SUPPLIED INFORMATION:

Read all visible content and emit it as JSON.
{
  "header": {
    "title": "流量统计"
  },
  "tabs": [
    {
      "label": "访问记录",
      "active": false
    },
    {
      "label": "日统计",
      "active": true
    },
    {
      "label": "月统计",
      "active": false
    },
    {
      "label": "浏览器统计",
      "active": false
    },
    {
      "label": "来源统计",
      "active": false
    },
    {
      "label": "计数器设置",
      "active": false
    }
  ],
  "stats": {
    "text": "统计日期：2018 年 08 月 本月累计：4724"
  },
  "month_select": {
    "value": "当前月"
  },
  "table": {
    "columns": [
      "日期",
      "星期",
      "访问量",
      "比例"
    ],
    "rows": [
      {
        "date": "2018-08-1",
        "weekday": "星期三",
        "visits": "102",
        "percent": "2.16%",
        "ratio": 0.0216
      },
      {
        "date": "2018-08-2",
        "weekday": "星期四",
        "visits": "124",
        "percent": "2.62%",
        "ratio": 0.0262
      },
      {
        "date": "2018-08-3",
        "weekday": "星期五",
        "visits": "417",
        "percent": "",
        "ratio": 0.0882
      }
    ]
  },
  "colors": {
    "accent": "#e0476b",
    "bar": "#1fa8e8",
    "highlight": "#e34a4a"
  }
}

SHORT PROBLEM:
Among the lines above, how many contain the string "date"? State the number alone.

SOLUTION FOR THIS PROBLEM:
3